_Exercise goal_. How many of the lines contain the string "Nonfarm"? Give the number, with no other words.

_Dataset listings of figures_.
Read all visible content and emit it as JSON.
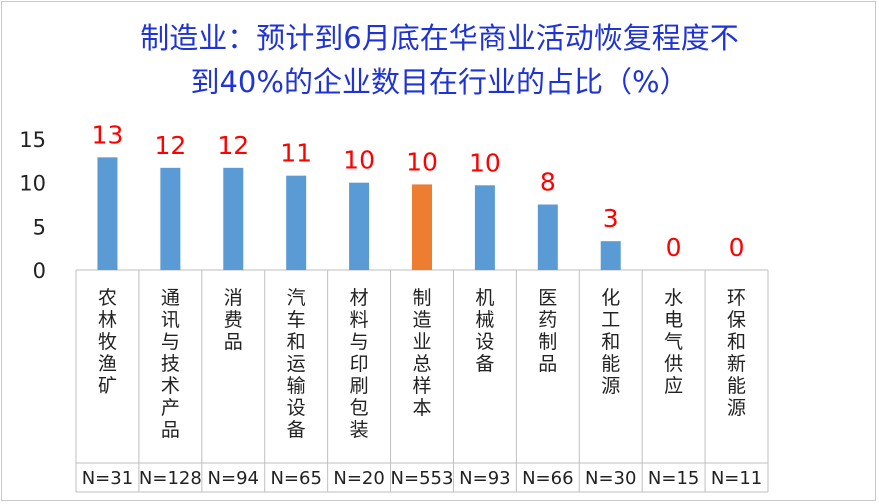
{
  "chart_data": {
    "type": "bar",
    "title_line1": "制造业：预计到6月底在华商业活动恢复程度不",
    "title_line2": "到40%的企业数目在行业的占比（%）",
    "categories": [
      "农林牧渔矿",
      "通讯与技术产品",
      "消费品",
      "汽车和运输设备",
      "材料与印刷包装",
      "制造业总样本",
      "机械设备",
      "医药制品",
      "化工和能源",
      "水电气供应",
      "环保和新能源"
    ],
    "values": [
      13,
      12,
      12,
      11,
      10,
      10,
      10,
      8,
      3,
      0,
      0
    ],
    "plotted_values": [
      12.9,
      11.7,
      11.7,
      10.8,
      10.0,
      9.8,
      9.7,
      7.5,
      3.3,
      0,
      0
    ],
    "sample_sizes": [
      "N=31",
      "N=128",
      "N=94",
      "N=65",
      "N=20",
      "N=553",
      "N=93",
      "N=66",
      "N=30",
      "N=15",
      "N=11"
    ],
    "highlight_index": 5,
    "colors": {
      "bar": "#5b9bd5",
      "highlight": "#ed7d31",
      "data_label": "#ff0000",
      "title": "#1f33d6"
    },
    "yticks": [
      "0",
      "5",
      "10",
      "15"
    ],
    "ylim": [
      0,
      15
    ],
    "grid": false,
    "legend": "none"
  }
}
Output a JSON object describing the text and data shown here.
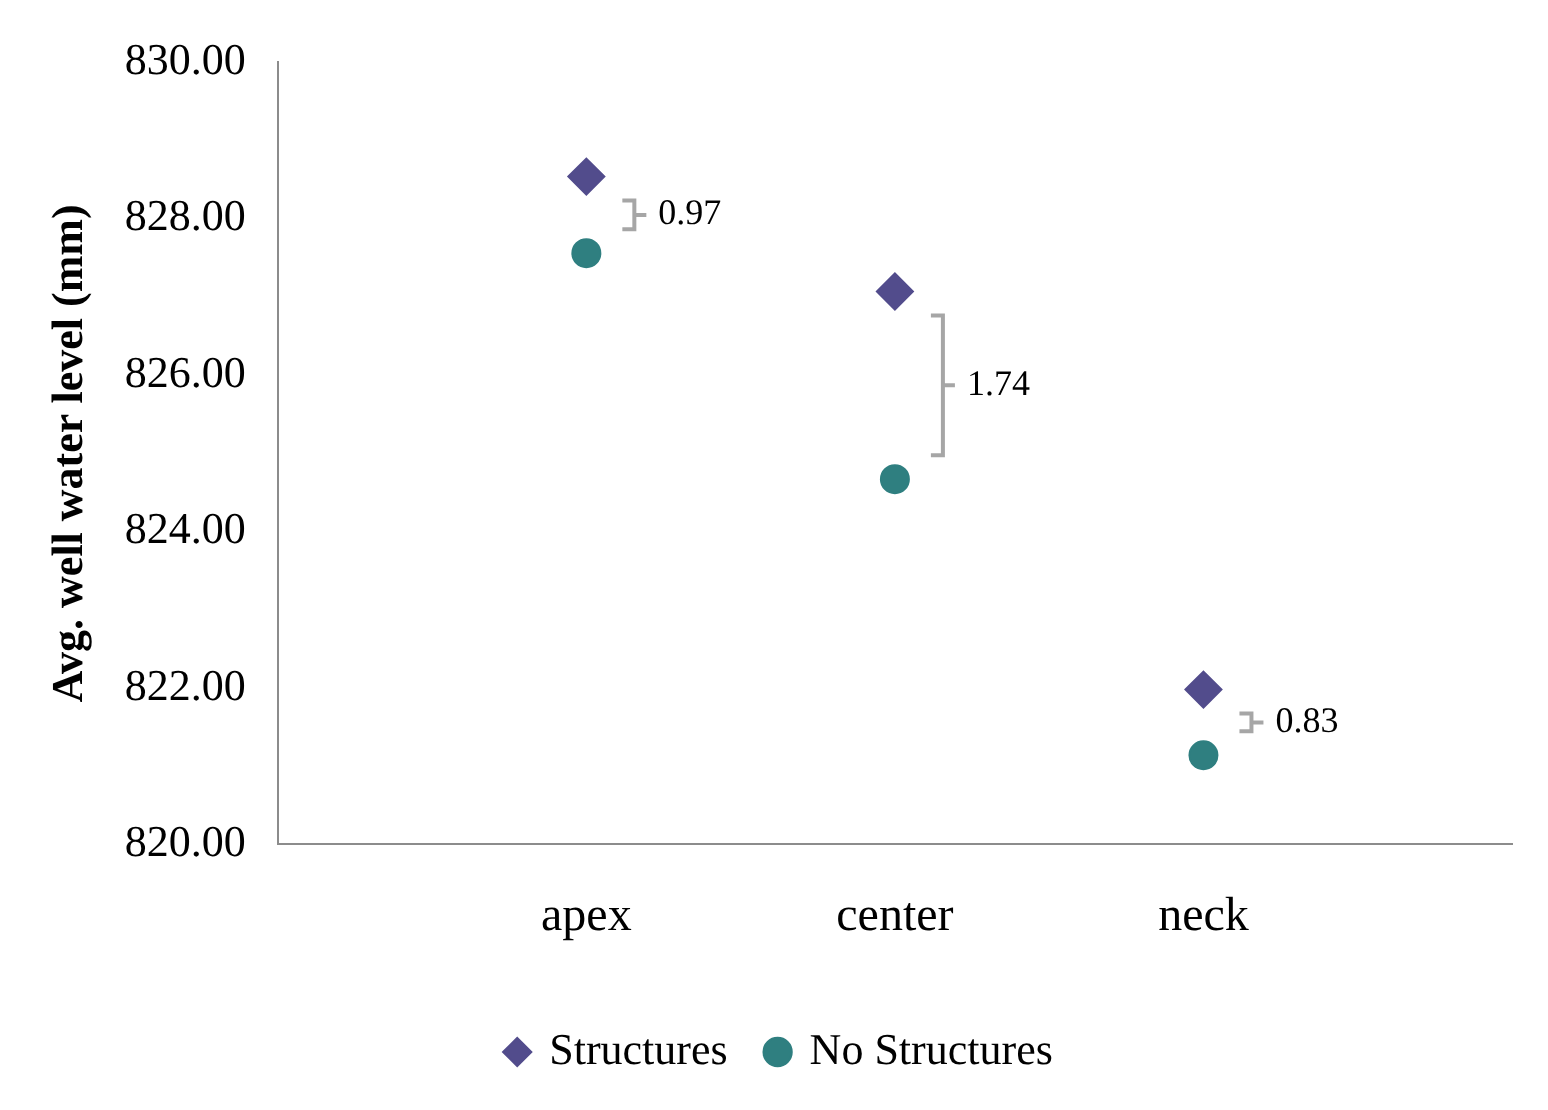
{
  "chart_data": {
    "type": "scatter",
    "ylabel": "Avg. well water level (mm)",
    "categories": [
      "apex",
      "center",
      "neck"
    ],
    "series": [
      {
        "name": "Structures",
        "color": "#524c8c",
        "marker": "diamond",
        "values": [
          828.54,
          827.07,
          821.98
        ]
      },
      {
        "name": "No Structures",
        "color": "#2f7f80",
        "marker": "circle",
        "values": [
          827.56,
          824.67,
          821.14
        ]
      }
    ],
    "annotations": [
      "0.97",
      "1.74",
      "0.83"
    ],
    "ylim": [
      820,
      830
    ],
    "yticks": [
      {
        "value": 820,
        "label": "820.00"
      },
      {
        "value": 822,
        "label": "822.00"
      },
      {
        "value": 824,
        "label": "824.00"
      },
      {
        "value": 826,
        "label": "826.00"
      },
      {
        "value": 828,
        "label": "828.00"
      },
      {
        "value": 830,
        "label": "830.00"
      }
    ],
    "grid": false,
    "legend": "bottom"
  }
}
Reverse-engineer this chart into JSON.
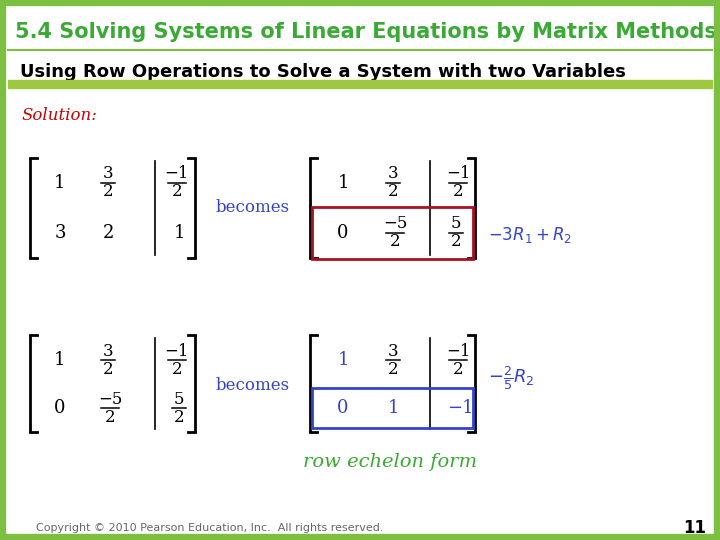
{
  "title": "5.4 Solving Systems of Linear Equations by Matrix Methods",
  "subtitle": "Using Row Operations to Solve a System with two Variables",
  "solution_label": "Solution:",
  "becomes_text": "becomes",
  "row_echelon_text": "row echelon form",
  "copyright_text": "Copyright © 2010 Pearson Education, Inc.  All rights reserved.",
  "page_number": "11",
  "title_color": "#3AAA35",
  "subtitle_color": "#000000",
  "solution_color": "#CC0000",
  "becomes_color": "#3344CC",
  "row_echelon_color": "#3AAA35",
  "annotation_color": "#3344CC",
  "matrix_color": "#000000",
  "header_bg": "#FFFFFF",
  "border_color": "#7DC041",
  "underline_color": "#9DC840",
  "highlight_box_color": "#AA1122",
  "highlight_box2_color": "#3344CC",
  "page_bg": "#FFFFFF"
}
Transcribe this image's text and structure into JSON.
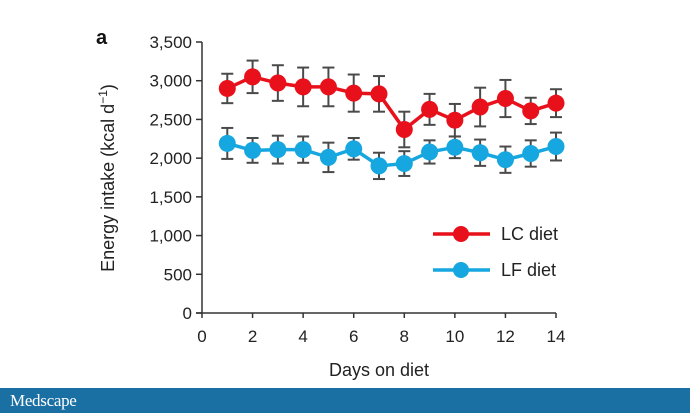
{
  "chart_data": {
    "type": "line",
    "panel_label": "a",
    "title": "",
    "xlabel": "Days on diet",
    "ylabel": "Energy intake (kcal d",
    "ylabel_superscript": "−1",
    "ylabel_close": ")",
    "xlim": [
      0,
      14
    ],
    "ylim": [
      0,
      3500
    ],
    "xticks": [
      0,
      2,
      4,
      6,
      8,
      10,
      12,
      14
    ],
    "xtick_labels": [
      "0",
      "2",
      "4",
      "6",
      "8",
      "10",
      "12",
      "14"
    ],
    "yticks": [
      0,
      500,
      1000,
      1500,
      2000,
      2500,
      3000,
      3500
    ],
    "ytick_labels": [
      "0",
      "500",
      "1,000",
      "1,500",
      "2,000",
      "2,500",
      "3,000",
      "3,500"
    ],
    "grid": false,
    "legend_position": "center-right",
    "x": [
      1,
      2,
      3,
      4,
      5,
      6,
      7,
      8,
      9,
      10,
      11,
      12,
      13,
      14
    ],
    "series": [
      {
        "name": "LC diet",
        "color": "#e8101a",
        "values": [
          2900,
          3050,
          2970,
          2920,
          2920,
          2840,
          2830,
          2370,
          2630,
          2490,
          2660,
          2770,
          2610,
          2710
        ],
        "errors": [
          190,
          210,
          230,
          250,
          250,
          240,
          230,
          230,
          200,
          210,
          250,
          240,
          170,
          180
        ]
      },
      {
        "name": "LF diet",
        "color": "#16a6e0",
        "values": [
          2190,
          2100,
          2110,
          2110,
          2010,
          2120,
          1900,
          1930,
          2080,
          2140,
          2070,
          1980,
          2060,
          2150
        ],
        "errors": [
          200,
          160,
          180,
          170,
          190,
          140,
          170,
          160,
          150,
          140,
          170,
          170,
          170,
          180
        ]
      }
    ],
    "errorbar_color": "#4a4a4a"
  },
  "footer": {
    "logo_text": "Medscape",
    "bar_color": "#1a6fa3"
  }
}
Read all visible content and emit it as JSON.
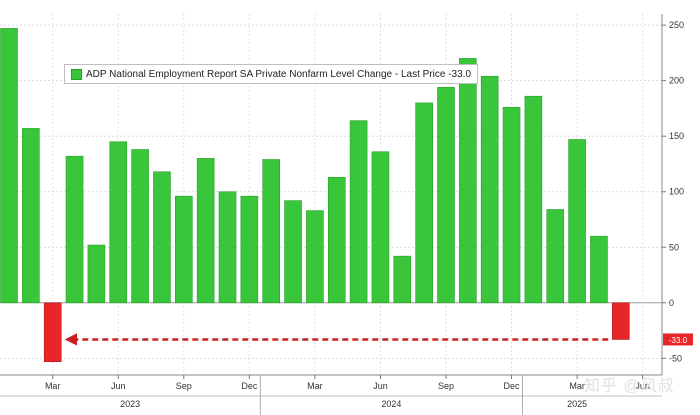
{
  "legend": {
    "label": "ADP National Employment Report SA Private Nonfarm Level Change - Last Price",
    "last_price": "-33.0"
  },
  "last_value_tag": "-33.0",
  "watermark": "知乎 @风叔",
  "colors": {
    "positive": "#39c63a",
    "negative": "#e8262a",
    "arrow": "#cc2020"
  },
  "chart_data": {
    "type": "bar",
    "x": [
      "2023-01",
      "2023-02",
      "2023-03",
      "2023-04",
      "2023-05",
      "2023-06",
      "2023-07",
      "2023-08",
      "2023-09",
      "2023-10",
      "2023-11",
      "2023-12",
      "2024-01",
      "2024-02",
      "2024-03",
      "2024-04",
      "2024-05",
      "2024-06",
      "2024-07",
      "2024-08",
      "2024-09",
      "2024-10",
      "2024-11",
      "2024-12",
      "2025-01",
      "2025-02",
      "2025-03",
      "2025-04",
      "2025-05"
    ],
    "values": [
      247,
      157,
      -53,
      132,
      52,
      145,
      138,
      118,
      96,
      130,
      100,
      96,
      129,
      92,
      83,
      113,
      164,
      136,
      42,
      180,
      194,
      220,
      204,
      176,
      186,
      84,
      147,
      60,
      -33
    ],
    "series": [
      {
        "name": "ADP National Employment Report SA Private Nonfarm Level Change",
        "values": [
          247,
          157,
          -53,
          132,
          52,
          145,
          138,
          118,
          96,
          130,
          100,
          96,
          129,
          92,
          83,
          113,
          164,
          136,
          42,
          180,
          194,
          220,
          204,
          176,
          186,
          84,
          147,
          60,
          -33
        ]
      }
    ],
    "ylim": [
      -65,
      260
    ],
    "yticks": [
      -50,
      0,
      50,
      100,
      150,
      200,
      250
    ],
    "month_ticks": [
      {
        "label": "Mar",
        "index": 2
      },
      {
        "label": "Jun",
        "index": 5
      },
      {
        "label": "Sep",
        "index": 8
      },
      {
        "label": "Dec",
        "index": 11
      },
      {
        "label": "Mar",
        "index": 14
      },
      {
        "label": "Jun",
        "index": 17
      },
      {
        "label": "Sep",
        "index": 20
      },
      {
        "label": "Dec",
        "index": 23
      },
      {
        "label": "Mar",
        "index": 26
      },
      {
        "label": "Jun",
        "index": 29
      }
    ],
    "year_labels": [
      {
        "label": "2023",
        "start": 0,
        "end": 12
      },
      {
        "label": "2024",
        "start": 12,
        "end": 24
      },
      {
        "label": "2025",
        "start": 24,
        "end": 29
      }
    ],
    "arrow": {
      "from_index": 28,
      "to_index": 2,
      "value": -33
    },
    "grid": true,
    "legend_position": "top-left"
  }
}
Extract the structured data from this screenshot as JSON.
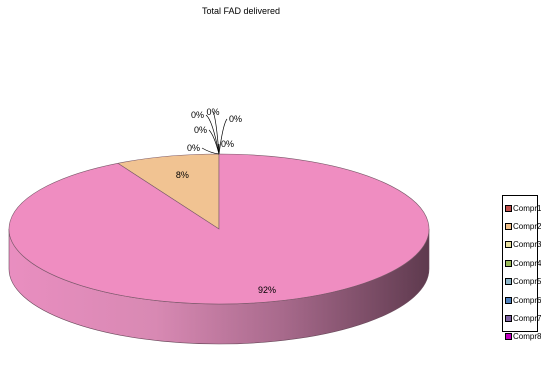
{
  "chart_data": {
    "type": "pie",
    "title": "Total FAD delivered",
    "categories": [
      "Compr1",
      "Compr2",
      "Compr3",
      "Compr4",
      "Compr5",
      "Compr6",
      "Compr7",
      "Compr8"
    ],
    "values": [
      0,
      8,
      0,
      0,
      0,
      0,
      0,
      92
    ],
    "data_labels": [
      "0%",
      "8%",
      "0%",
      "0%",
      "0%",
      "0%",
      "0%",
      "92%"
    ],
    "colors": [
      "#c0504d",
      "#f0c08a",
      "#e8e0a0",
      "#9bbb59",
      "#8db4c8",
      "#4f81bd",
      "#8064a2",
      "#c000c0"
    ],
    "slice_colors": {
      "Compr2": "#f1c392",
      "Compr8": "#ef8dc1"
    },
    "legend_position": "right",
    "style": "3d"
  }
}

_Exercise solution_. 2